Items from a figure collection
--- BEGIN ---

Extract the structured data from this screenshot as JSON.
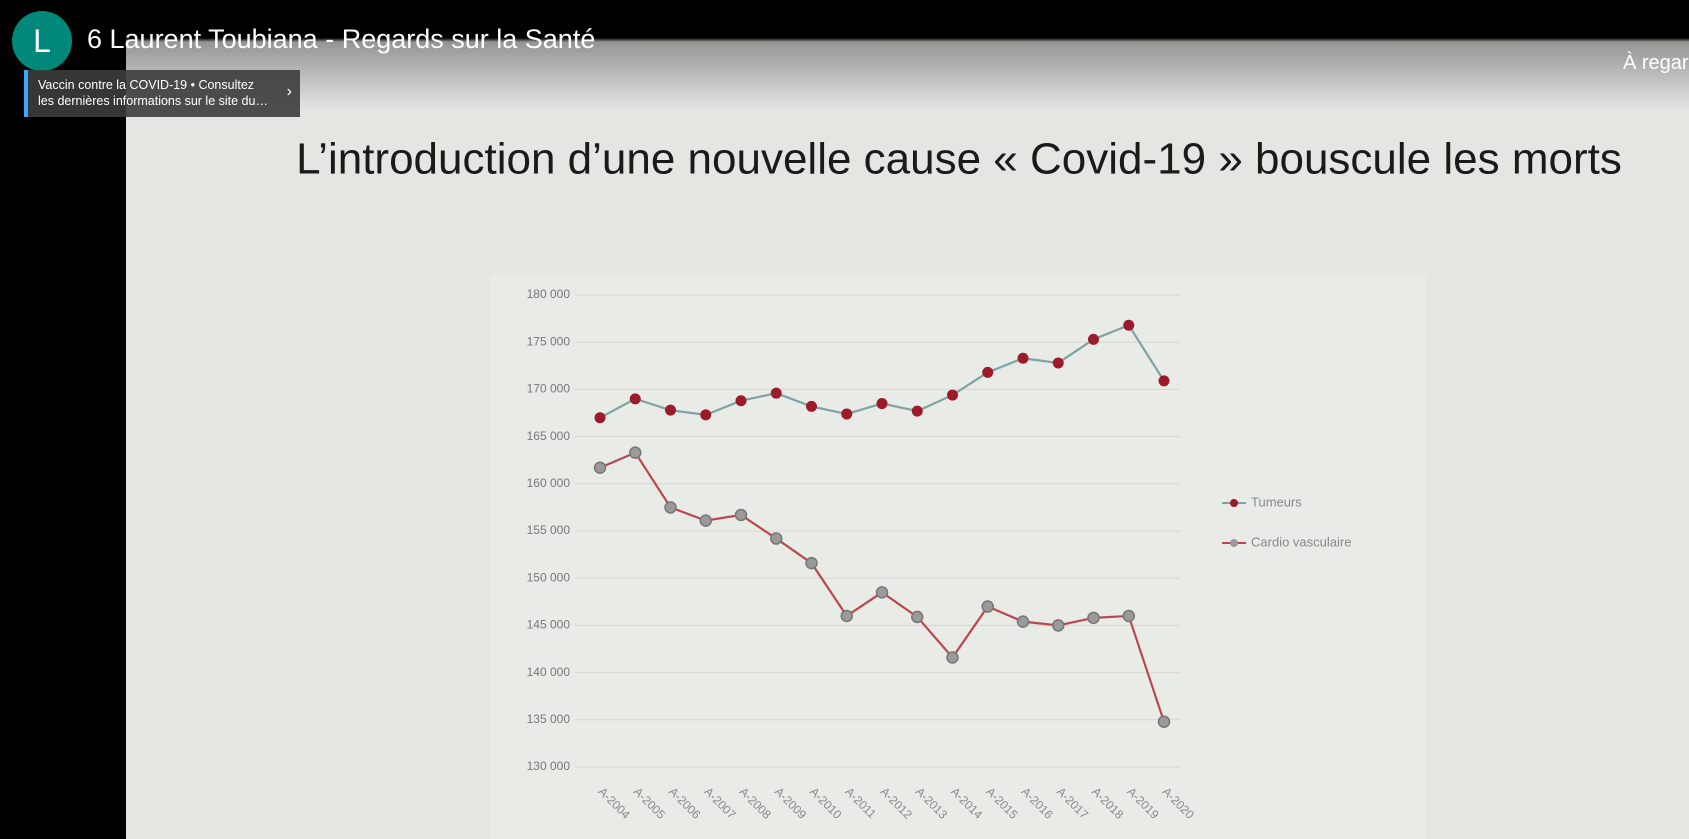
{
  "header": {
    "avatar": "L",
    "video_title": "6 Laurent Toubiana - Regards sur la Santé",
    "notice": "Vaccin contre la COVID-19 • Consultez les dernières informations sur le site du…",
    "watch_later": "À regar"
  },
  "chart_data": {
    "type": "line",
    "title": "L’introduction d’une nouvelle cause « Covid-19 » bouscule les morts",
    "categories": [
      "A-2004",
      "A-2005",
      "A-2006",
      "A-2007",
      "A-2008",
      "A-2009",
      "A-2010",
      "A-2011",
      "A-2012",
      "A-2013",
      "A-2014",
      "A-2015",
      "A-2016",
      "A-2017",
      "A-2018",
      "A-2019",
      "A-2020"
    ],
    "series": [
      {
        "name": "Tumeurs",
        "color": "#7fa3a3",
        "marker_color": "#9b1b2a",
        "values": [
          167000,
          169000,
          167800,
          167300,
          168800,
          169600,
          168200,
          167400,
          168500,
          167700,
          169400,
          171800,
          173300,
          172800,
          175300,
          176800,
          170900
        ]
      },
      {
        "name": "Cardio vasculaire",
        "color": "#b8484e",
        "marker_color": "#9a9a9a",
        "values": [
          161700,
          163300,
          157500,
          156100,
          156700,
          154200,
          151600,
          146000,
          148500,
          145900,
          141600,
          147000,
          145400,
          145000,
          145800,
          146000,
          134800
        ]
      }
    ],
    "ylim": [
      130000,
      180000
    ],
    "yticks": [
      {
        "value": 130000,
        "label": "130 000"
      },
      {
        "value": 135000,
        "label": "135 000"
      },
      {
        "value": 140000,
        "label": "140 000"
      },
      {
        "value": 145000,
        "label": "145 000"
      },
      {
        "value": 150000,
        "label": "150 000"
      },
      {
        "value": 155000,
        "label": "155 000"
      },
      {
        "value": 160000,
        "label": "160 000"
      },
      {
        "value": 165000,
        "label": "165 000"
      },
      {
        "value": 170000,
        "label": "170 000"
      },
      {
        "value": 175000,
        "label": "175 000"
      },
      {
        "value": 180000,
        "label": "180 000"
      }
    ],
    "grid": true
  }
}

--- END ---

> **AIM OF THE TASK**
Show all lines from the listing above in which "label" appears.

> **WORKED SOLUTION**
        "label": "130 000"
        "label": "135 000"
        "label": "140 000"
        "label": "145 000"
        "label": "150 000"
        "label": "155 000"
        "label": "160 000"
        "label": "165 000"
        "label": "170 000"
        "label": "175 000"
        "label": "180 000"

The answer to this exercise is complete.